■ Requirements:
Repeat every line below exactly as it reads.

■ Data records:
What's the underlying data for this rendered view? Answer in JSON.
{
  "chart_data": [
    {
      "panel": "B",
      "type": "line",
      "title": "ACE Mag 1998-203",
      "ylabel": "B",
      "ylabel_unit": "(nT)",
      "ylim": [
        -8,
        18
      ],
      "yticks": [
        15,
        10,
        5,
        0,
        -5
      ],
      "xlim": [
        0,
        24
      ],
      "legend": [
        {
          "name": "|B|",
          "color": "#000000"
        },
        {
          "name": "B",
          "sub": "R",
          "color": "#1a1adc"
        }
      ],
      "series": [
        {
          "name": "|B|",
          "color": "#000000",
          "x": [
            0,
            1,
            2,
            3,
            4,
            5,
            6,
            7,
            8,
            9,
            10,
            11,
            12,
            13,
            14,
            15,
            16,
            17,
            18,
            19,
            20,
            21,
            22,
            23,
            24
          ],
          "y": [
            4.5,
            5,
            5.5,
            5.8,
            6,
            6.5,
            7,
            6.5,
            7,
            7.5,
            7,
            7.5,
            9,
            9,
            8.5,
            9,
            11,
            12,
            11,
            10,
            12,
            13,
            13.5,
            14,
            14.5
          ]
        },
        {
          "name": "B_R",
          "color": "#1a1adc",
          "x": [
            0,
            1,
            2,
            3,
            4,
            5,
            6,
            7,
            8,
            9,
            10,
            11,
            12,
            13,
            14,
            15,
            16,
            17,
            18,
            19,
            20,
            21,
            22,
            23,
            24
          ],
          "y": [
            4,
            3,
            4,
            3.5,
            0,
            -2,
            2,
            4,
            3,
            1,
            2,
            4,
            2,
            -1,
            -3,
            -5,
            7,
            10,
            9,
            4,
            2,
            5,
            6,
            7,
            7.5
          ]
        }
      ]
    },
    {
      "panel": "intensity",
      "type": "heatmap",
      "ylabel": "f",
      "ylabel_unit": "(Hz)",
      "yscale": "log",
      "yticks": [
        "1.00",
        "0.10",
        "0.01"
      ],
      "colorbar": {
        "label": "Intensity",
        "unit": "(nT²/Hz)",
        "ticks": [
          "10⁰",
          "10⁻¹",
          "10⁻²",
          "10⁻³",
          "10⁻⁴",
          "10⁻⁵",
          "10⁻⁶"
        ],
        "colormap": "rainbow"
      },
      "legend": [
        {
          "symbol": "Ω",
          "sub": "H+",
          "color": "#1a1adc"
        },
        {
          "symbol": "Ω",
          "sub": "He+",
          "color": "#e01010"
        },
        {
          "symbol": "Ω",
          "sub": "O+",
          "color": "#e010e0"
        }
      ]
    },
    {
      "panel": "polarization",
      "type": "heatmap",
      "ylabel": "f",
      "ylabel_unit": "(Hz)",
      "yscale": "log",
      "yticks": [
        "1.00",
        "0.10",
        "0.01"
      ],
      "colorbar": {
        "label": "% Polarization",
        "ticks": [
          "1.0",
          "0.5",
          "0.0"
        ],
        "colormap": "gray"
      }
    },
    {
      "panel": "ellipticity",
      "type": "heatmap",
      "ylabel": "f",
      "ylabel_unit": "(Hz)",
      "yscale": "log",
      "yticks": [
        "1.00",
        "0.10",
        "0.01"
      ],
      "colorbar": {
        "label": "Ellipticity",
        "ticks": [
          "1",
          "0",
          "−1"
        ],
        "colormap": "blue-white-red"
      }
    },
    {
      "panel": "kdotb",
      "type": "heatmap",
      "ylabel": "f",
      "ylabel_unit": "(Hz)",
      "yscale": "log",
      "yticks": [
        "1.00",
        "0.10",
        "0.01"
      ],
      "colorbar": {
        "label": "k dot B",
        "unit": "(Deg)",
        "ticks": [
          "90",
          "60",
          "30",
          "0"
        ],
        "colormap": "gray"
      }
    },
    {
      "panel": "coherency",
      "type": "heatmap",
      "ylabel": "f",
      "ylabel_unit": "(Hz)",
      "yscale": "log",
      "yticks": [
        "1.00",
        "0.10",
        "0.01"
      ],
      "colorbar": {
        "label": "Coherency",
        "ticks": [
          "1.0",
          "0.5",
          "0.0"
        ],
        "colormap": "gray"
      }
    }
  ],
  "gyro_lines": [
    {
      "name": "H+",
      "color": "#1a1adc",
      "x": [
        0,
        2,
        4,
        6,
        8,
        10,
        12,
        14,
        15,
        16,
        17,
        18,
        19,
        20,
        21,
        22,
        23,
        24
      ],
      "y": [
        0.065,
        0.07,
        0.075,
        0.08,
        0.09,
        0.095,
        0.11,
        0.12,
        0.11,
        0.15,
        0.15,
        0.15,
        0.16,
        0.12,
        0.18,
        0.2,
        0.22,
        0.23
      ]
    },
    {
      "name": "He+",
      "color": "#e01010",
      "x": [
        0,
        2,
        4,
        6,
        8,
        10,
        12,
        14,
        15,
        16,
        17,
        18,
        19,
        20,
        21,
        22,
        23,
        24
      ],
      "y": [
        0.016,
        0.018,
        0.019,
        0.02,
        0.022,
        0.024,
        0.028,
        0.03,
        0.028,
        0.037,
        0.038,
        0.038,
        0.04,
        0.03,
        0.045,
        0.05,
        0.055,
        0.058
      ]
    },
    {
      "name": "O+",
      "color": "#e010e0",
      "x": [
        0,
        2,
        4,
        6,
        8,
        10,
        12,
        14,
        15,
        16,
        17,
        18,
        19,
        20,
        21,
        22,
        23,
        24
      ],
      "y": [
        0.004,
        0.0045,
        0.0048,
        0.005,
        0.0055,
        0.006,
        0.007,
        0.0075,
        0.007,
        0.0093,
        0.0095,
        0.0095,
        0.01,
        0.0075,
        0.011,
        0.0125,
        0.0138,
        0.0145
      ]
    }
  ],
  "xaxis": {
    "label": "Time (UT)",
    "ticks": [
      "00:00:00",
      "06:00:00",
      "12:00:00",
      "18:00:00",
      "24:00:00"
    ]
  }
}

■ Exercise result:
What's the underlying data for this rendered view? Answer in JSON.
{
  "chart_data": [
    {
      "panel": "B",
      "type": "line",
      "title": "ACE Mag 1998-203",
      "ylabel": "B",
      "ylabel_unit": "(nT)",
      "ylim": [
        -8,
        18
      ],
      "yticks": [
        15,
        10,
        5,
        0,
        -5
      ],
      "xlim": [
        0,
        24
      ],
      "legend": [
        {
          "name": "|B|",
          "color": "#000000"
        },
        {
          "name": "B",
          "sub": "R",
          "color": "#1a1adc"
        }
      ],
      "series": [
        {
          "name": "|B|",
          "color": "#000000",
          "x": [
            0,
            1,
            2,
            3,
            4,
            5,
            6,
            7,
            8,
            9,
            10,
            11,
            12,
            13,
            14,
            15,
            16,
            17,
            18,
            19,
            20,
            21,
            22,
            23,
            24
          ],
          "y": [
            4.5,
            5,
            5.5,
            5.8,
            6,
            6.5,
            7,
            6.5,
            7,
            7.5,
            7,
            7.5,
            9,
            9,
            8.5,
            9,
            11,
            12,
            11,
            10,
            12,
            13,
            13.5,
            14,
            14.5
          ]
        },
        {
          "name": "B_R",
          "color": "#1a1adc",
          "x": [
            0,
            1,
            2,
            3,
            4,
            5,
            6,
            7,
            8,
            9,
            10,
            11,
            12,
            13,
            14,
            15,
            16,
            17,
            18,
            19,
            20,
            21,
            22,
            23,
            24
          ],
          "y": [
            4,
            3,
            4,
            3.5,
            0,
            -2,
            2,
            4,
            3,
            1,
            2,
            4,
            2,
            -1,
            -3,
            -5,
            7,
            10,
            9,
            4,
            2,
            5,
            6,
            7,
            7.5
          ]
        }
      ]
    },
    {
      "panel": "intensity",
      "type": "heatmap",
      "ylabel": "f",
      "ylabel_unit": "(Hz)",
      "yscale": "log",
      "yticks": [
        "1.00",
        "0.10",
        "0.01"
      ],
      "colorbar": {
        "label": "Intensity",
        "unit": "(nT²/Hz)",
        "ticks": [
          "10⁰",
          "10⁻¹",
          "10⁻²",
          "10⁻³",
          "10⁻⁴",
          "10⁻⁵",
          "10⁻⁶"
        ],
        "colormap": "rainbow"
      },
      "legend": [
        {
          "symbol": "Ω",
          "sub": "H+",
          "color": "#1a1adc"
        },
        {
          "symbol": "Ω",
          "sub": "He+",
          "color": "#e01010"
        },
        {
          "symbol": "Ω",
          "sub": "O+",
          "color": "#e010e0"
        }
      ]
    },
    {
      "panel": "polarization",
      "type": "heatmap",
      "ylabel": "f",
      "ylabel_unit": "(Hz)",
      "yscale": "log",
      "yticks": [
        "1.00",
        "0.10",
        "0.01"
      ],
      "colorbar": {
        "label": "% Polarization",
        "ticks": [
          "1.0",
          "0.5",
          "0.0"
        ],
        "colormap": "gray"
      }
    },
    {
      "panel": "ellipticity",
      "type": "heatmap",
      "ylabel": "f",
      "ylabel_unit": "(Hz)",
      "yscale": "log",
      "yticks": [
        "1.00",
        "0.10",
        "0.01"
      ],
      "colorbar": {
        "label": "Ellipticity",
        "ticks": [
          "1",
          "0",
          "−1"
        ],
        "colormap": "blue-white-red"
      }
    },
    {
      "panel": "kdotb",
      "type": "heatmap",
      "ylabel": "f",
      "ylabel_unit": "(Hz)",
      "yscale": "log",
      "yticks": [
        "1.00",
        "0.10",
        "0.01"
      ],
      "colorbar": {
        "label": "k dot B",
        "unit": "(Deg)",
        "ticks": [
          "90",
          "60",
          "30",
          "0"
        ],
        "colormap": "gray"
      }
    },
    {
      "panel": "coherency",
      "type": "heatmap",
      "ylabel": "f",
      "ylabel_unit": "(Hz)",
      "yscale": "log",
      "yticks": [
        "1.00",
        "0.10",
        "0.01"
      ],
      "colorbar": {
        "label": "Coherency",
        "ticks": [
          "1.0",
          "0.5",
          "0.0"
        ],
        "colormap": "gray"
      }
    }
  ],
  "gyro_lines": [
    {
      "name": "H+",
      "color": "#1a1adc",
      "x": [
        0,
        2,
        4,
        6,
        8,
        10,
        12,
        14,
        15,
        16,
        17,
        18,
        19,
        20,
        21,
        22,
        23,
        24
      ],
      "y": [
        0.065,
        0.07,
        0.075,
        0.08,
        0.09,
        0.095,
        0.11,
        0.12,
        0.11,
        0.15,
        0.15,
        0.15,
        0.16,
        0.12,
        0.18,
        0.2,
        0.22,
        0.23
      ]
    },
    {
      "name": "He+",
      "color": "#e01010",
      "x": [
        0,
        2,
        4,
        6,
        8,
        10,
        12,
        14,
        15,
        16,
        17,
        18,
        19,
        20,
        21,
        22,
        23,
        24
      ],
      "y": [
        0.016,
        0.018,
        0.019,
        0.02,
        0.022,
        0.024,
        0.028,
        0.03,
        0.028,
        0.037,
        0.038,
        0.038,
        0.04,
        0.03,
        0.045,
        0.05,
        0.055,
        0.058
      ]
    },
    {
      "name": "O+",
      "color": "#e010e0",
      "x": [
        0,
        2,
        4,
        6,
        8,
        10,
        12,
        14,
        15,
        16,
        17,
        18,
        19,
        20,
        21,
        22,
        23,
        24
      ],
      "y": [
        0.004,
        0.0045,
        0.0048,
        0.005,
        0.0055,
        0.006,
        0.007,
        0.0075,
        0.007,
        0.0093,
        0.0095,
        0.0095,
        0.01,
        0.0075,
        0.011,
        0.0125,
        0.0138,
        0.0145
      ]
    }
  ],
  "xaxis": {
    "label": "Time (UT)",
    "ticks": [
      "00:00:00",
      "06:00:00",
      "12:00:00",
      "18:00:00",
      "24:00:00"
    ]
  }
}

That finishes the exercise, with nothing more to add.